**Task description:** Copy out each line of the material in which the word "Евгеньевич" appears.

[Data records]
** START **

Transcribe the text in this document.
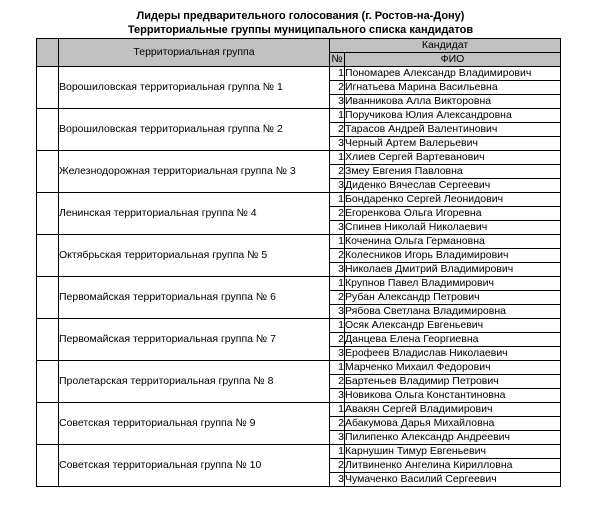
Лидеры предварительного голосования (г. Ростов-на-Дону)
Территориальные группы муниципального списка кандидатов
	Территориальная группа	Кандидат	
		№	ФИО
	Ворошиловская территориальная группа № 1	1	Пономарев Александр Владимирович
		2	Игнатьева Марина Васильевна
		3	Иванникова Алла Викторовна
	Ворошиловская территориальная группа № 2	1	Поручикова Юлия Александровна
		2	Тарасов Андрей Валентинович
		3	Черный Артем Валерьевич
	Железнодорожная территориальная группа № 3	1	Хлиев Сергей Вартеванович
		2	Змеу Евгения Павловна
		3	Диденко Вячеслав Сергеевич
	Ленинская территориальная группа № 4	1	Бондаренко Сергей Леонидович
		2	Егоренкова Ольга Игоревна
		3	Спинев Николай Николаевич
	Октябрьская территориальная группа № 5	1	Коченина Ольга Германовна
		2	Колесников Игорь Владимирович
		3	Николаев Дмитрий Владимирович
	Первомайская территориальная группа № 6	1	Крупнов Павел Владимирович
		2	Рубан Александр Петрович
		3	Рябова Светлана Владимировна
	Первомайская территориальная группа № 7	1	Осяк Александр Евгеньевич
		2	Данцева Елена Георгиевна
		3	Ерофеев Владислав Николаевич
	Пролетарская территориальная группа № 8	1	Марченко Михаил Федорович
		2	Бартеньев Владимир Петрович
		3	Новикова Ольга Константиновна
	Советская территориальная группа № 9	1	Авакян Сергей Владимирович
		2	Абакумова Дарья Михайловна
		3	Пилипенко Александр Андреевич
	Советская территориальная группа № 10	1	Карнушин Тимур Евгеньевич
		2	Литвиненко Ангелина Кирилловна
		3	Чумаченко Василий Сергеевич
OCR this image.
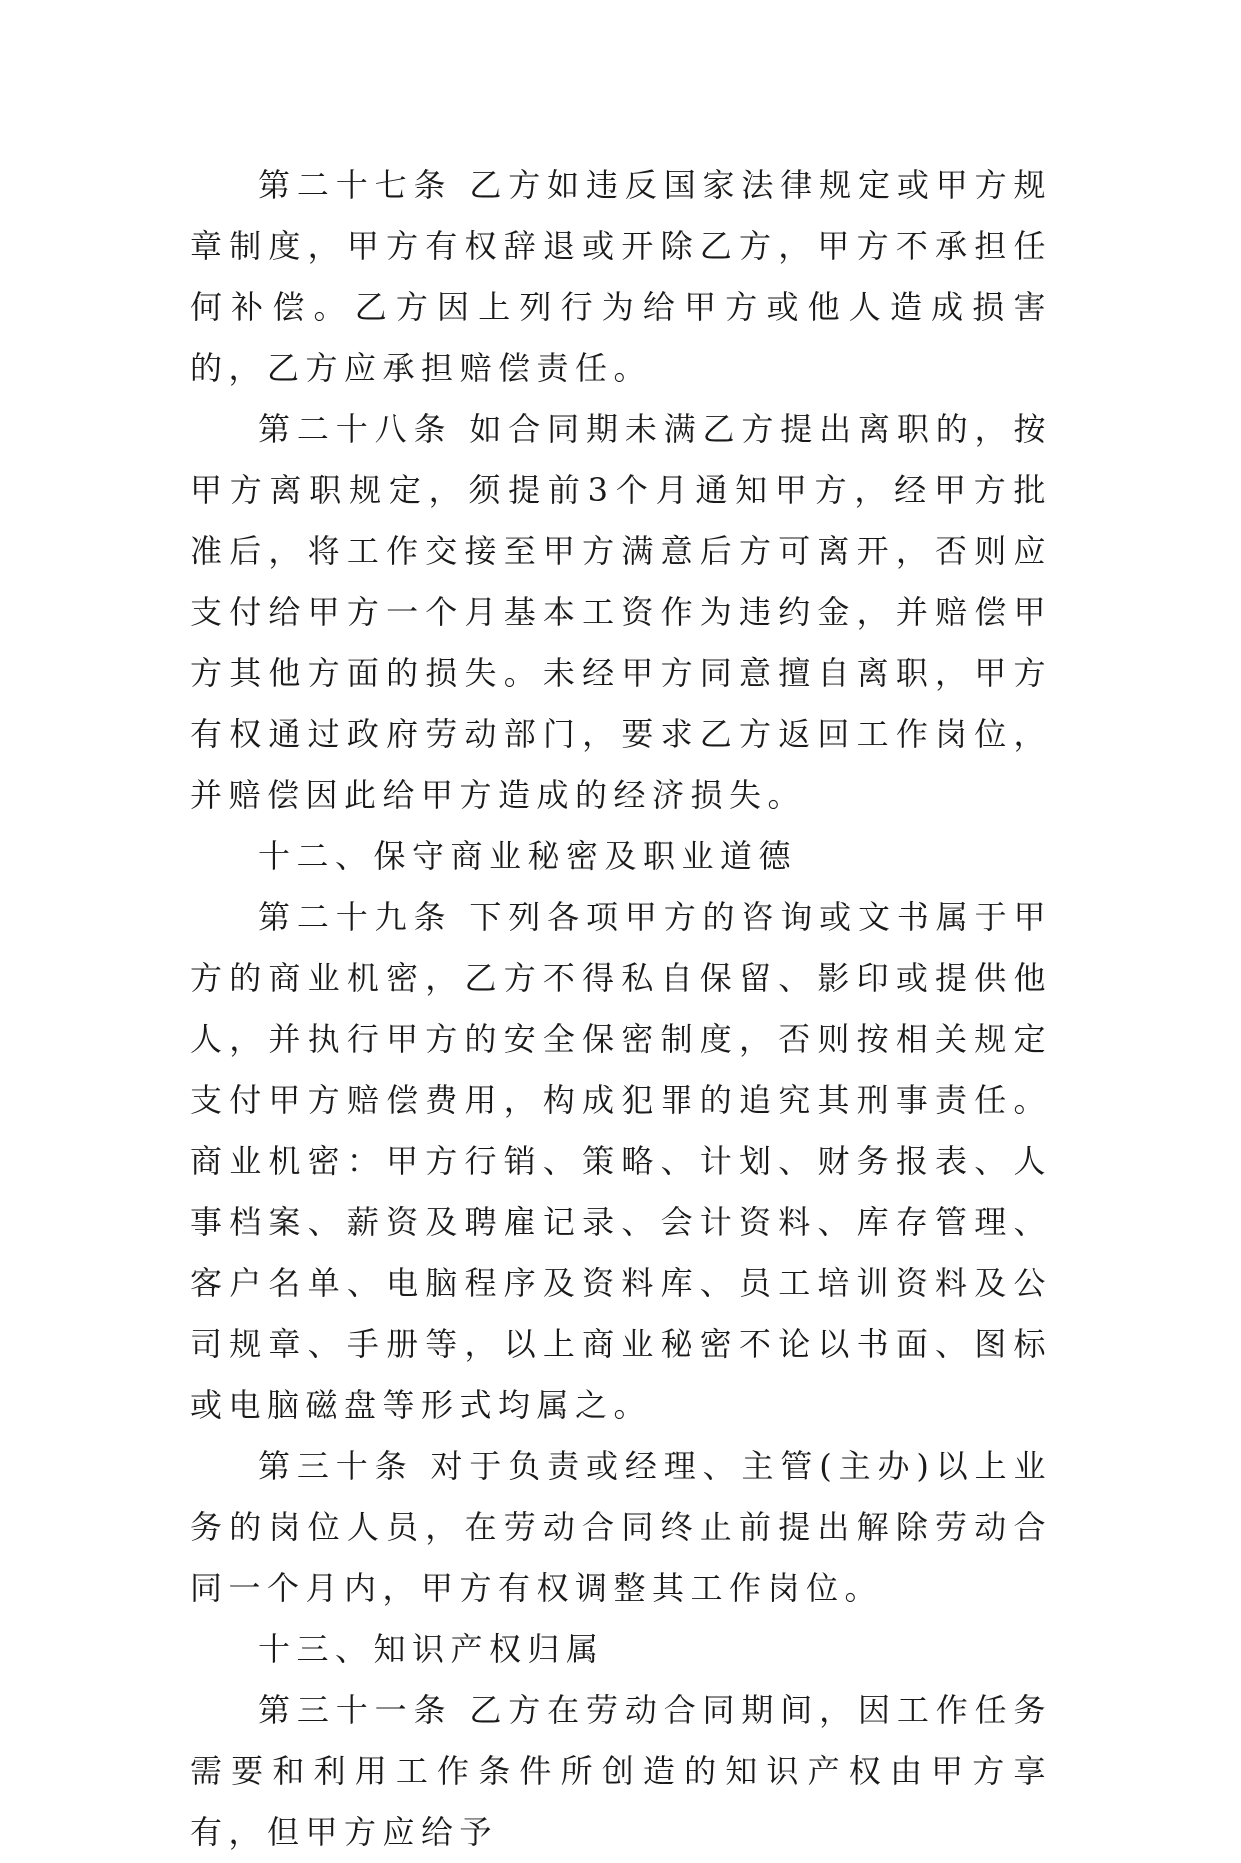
第二十七条 乙方如违反国家法律规定或甲方规章制度，甲方有权辞退或开除乙方，甲方不承担任何补偿。乙方因上列行为给甲方或他人造成损害的，乙方应承担赔偿责任。

第二十八条 如合同期未满乙方提出离职的，按甲方离职规定，须提前3个月通知甲方，经甲方批准后，将工作交接至甲方满意后方可离开，否则应支付给甲方一个月基本工资作为违约金，并赔偿甲方其他方面的损失。未经甲方同意擅自离职，甲方有权通过政府劳动部门，要求乙方返回工作岗位，并赔偿因此给甲方造成的经济损失。

十二、保守商业秘密及职业道德

第二十九条 下列各项甲方的咨询或文书属于甲方的商业机密，乙方不得私自保留、影印或提供他人，并执行甲方的安全保密制度，否则按相关规定支付甲方赔偿费用，构成犯罪的追究其刑事责任。商业机密：甲方行销、策略、计划、财务报表、人事档案、薪资及聘雇记录、会计资料、库存管理、客户名单、电脑程序及资料库、员工培训资料及公司规章、手册等，以上商业秘密不论以书面、图标或电脑磁盘等形式均属之。

第三十条 对于负责或经理、主管(主办)以上业务的岗位人员，在劳动合同终止前提出解除劳动合同一个月内，甲方有权调整其工作岗位。

十三、知识产权归属

第三十一条 乙方在劳动合同期间，因工作任务需要和利用工作条件所创造的知识产权由甲方享有，但甲方应给予
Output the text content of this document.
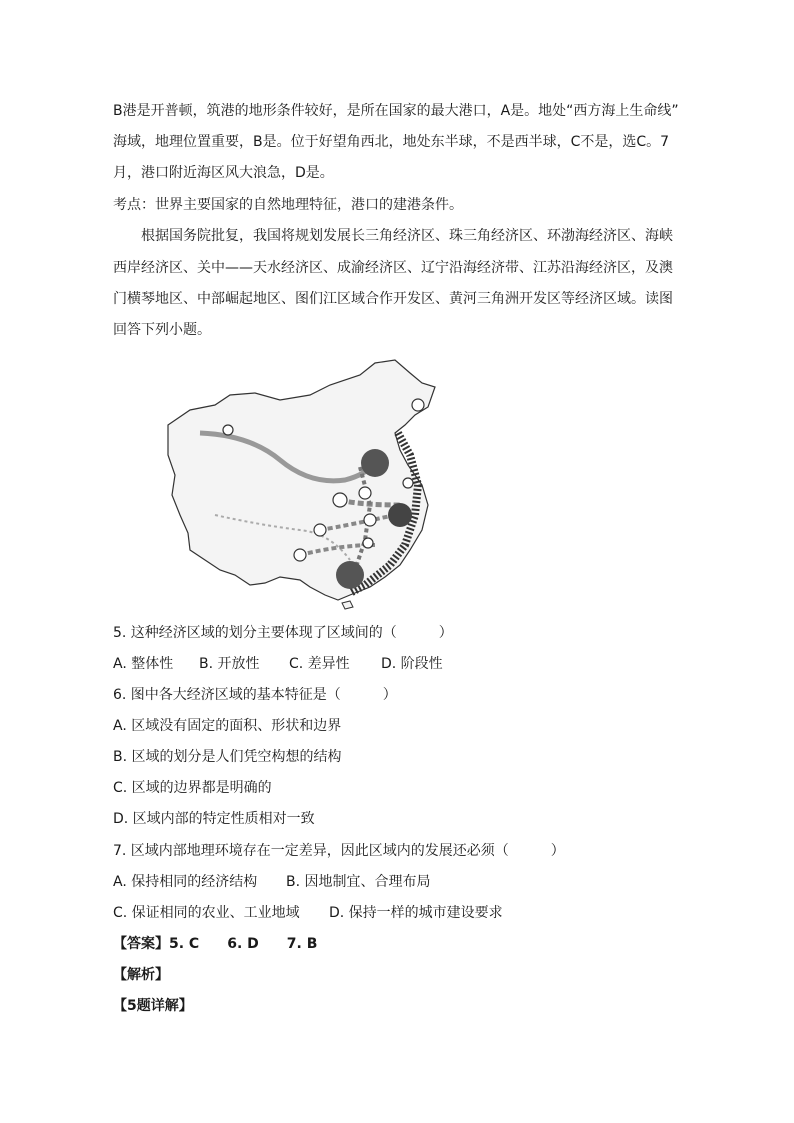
B港是开普顿，筑港的地形条件较好，是所在国家的最大港口，A是。地处“西方海上生命线”
海域，地理位置重要，B是。位于好望角西北，地处东半球，不是西半球，C不是，选C。7
月，港口附近海区风大浪急，D是。
考点：世界主要国家的自然地理特征，港口的建港条件。
根据国务院批复，我国将规划发展长三角经济区、珠三角经济区、环渤海经济区、海峡
西岸经济区、关中——天水经济区、成渝经济区、辽宁沿海经济带、江苏沿海经济区，及澳
门横琴地区、中部崛起地区、图们江区域合作开发区、黄河三角洲开发区等经济区域。读图
回答下列小题。
5. 这种经济区域的划分主要体现了区域间的（　　　）
A. 整体性 B. 开放性 C. 差异性 D. 阶段性
6. 图中各大经济区域的基本特征是（　　　）
A. 区域没有固定的面积、形状和边界
B. 区域的划分是人们凭空构想的结构
C. 区域的边界都是明确的
D. 区域内部的特定性质相对一致
7. 区域内部地理环境存在一定差异，因此区域内的发展还必须（　　　）
A. 保持相同的经济结构 B. 因地制宜、合理布局
C. 保证相同的农业、工业地域 D. 保持一样的城市建设要求
【答案】5. C　　6. D　　7. B
【解析】
【5题详解】
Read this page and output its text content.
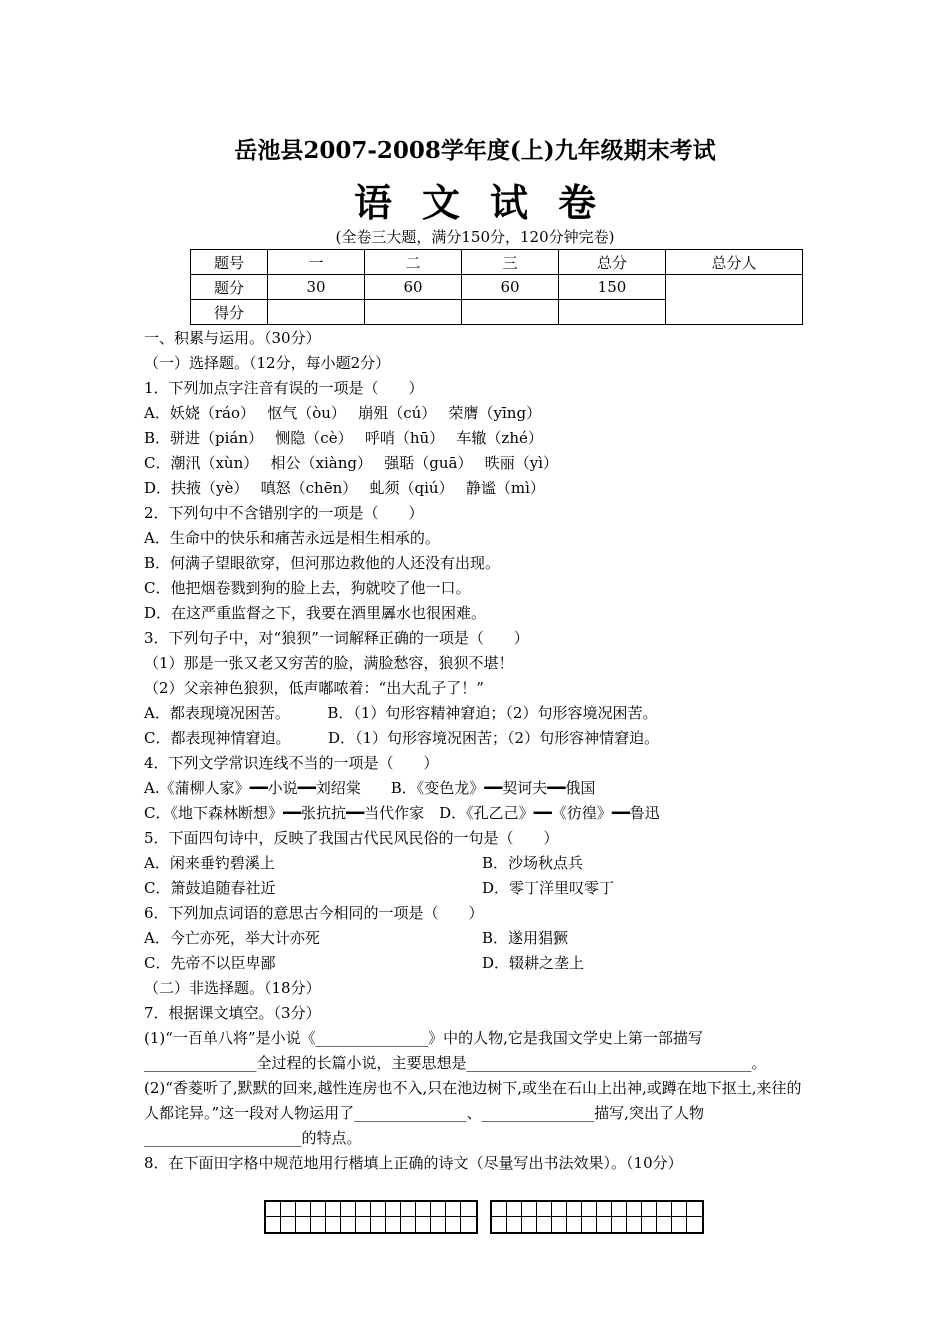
岳池县2007-2008学年度(上)九年级期末考试
语文试卷
(全卷三大题，满分150分，120分钟完卷)
题号	一	二	三	总分	总分人
题分	30	60	60	150	
得分					
一、积累与运用。（30分）
（一）选择题。（12分，每小题2分）
1．下列加点字注音有误的一项是（　　）
A．妖娆（ráo）　 怄气（òu）　 崩殂（cú）　 荣膺（yīng）
B．骈进（pián）　 恻隐（cè）　 呼哨（hū）　 车辙（zhé）
C．潮汛（xùn）　 相公（xiàng）　 强聒（guā）　 昳丽（yì）
D．扶掖（yè）　 嗔怒（chēn）　 虬须（qiú）　 静谧（mì）
2．下列句中不含错别字的一项是（　　）
A．生命中的快乐和痛苦永远是相生相承的。
B．何满子望眼欲穿，但河那边救他的人还没有出现。
C．他把烟卷戮到狗的脸上去，狗就咬了他一口。
D．在这严重监督之下，我要在酒里羼水也很困难。
3．下列句子中，对“狼狈”一词解释正确的一项是（　　）
（1）那是一张又老又穷苦的脸，满脸愁容，狼狈不堪！
（2）父亲神色狼狈，低声嘟哝着：“出大乱子了！”
A．都表现境况困苦。　　　B．（1）句形容精神窘迫；（2）句形容境况困苦。
C．都表现神情窘迫。　　　D．（1）句形容境况困苦；（2）句形容神情窘迫。
4．下列文学常识连线不当的一项是（　　）
A.《蒲柳人家》━━小说━━刘绍棠　　B．《变色龙》━━契诃夫━━俄国
C．《地下森林断想》━━张抗抗━━当代作家　D．《孔乙己》━━《彷徨》━━鲁迅
5．下面四句诗中，反映了我国古代民风民俗的一句是（　　）
A．闲来垂钓碧溪上	B．沙场秋点兵
C．箫鼓追随春社近	D．零丁洋里叹零丁
6．下列加点词语的意思古今相同的一项是（　　）
A．今亡亦死，举大计亦死	B．遂用猖獗
C．先帝不以臣卑鄙	D．辍耕之垄上
（二）非选择题。（18分）
7．根据课文填空。（3分）
(1)“一百单八将”是小说《_______________》中的人物,它是我国文学史上第一部描写_______________全过程的长篇小说，主要思想是______________________________________。
(2)“香菱听了,默默的回来,越性连房也不入,只在池边树下,或坐在石山上出神,或蹲在地下抠土,来往的人都诧异。”这一段对人物运用了_______________、_______________描写,突出了人物_____________________的特点。
8．在下面田字格中规范地用行楷填上正确的诗文（尽量写出书法效果）。（10分）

** END **

**Final answer:**
	Первомайская территориальная группа № 7	1	Осяк Александр Евгеньевич
	Советская территориальная группа № 10	1	Карнушин Тимур Евгеньевич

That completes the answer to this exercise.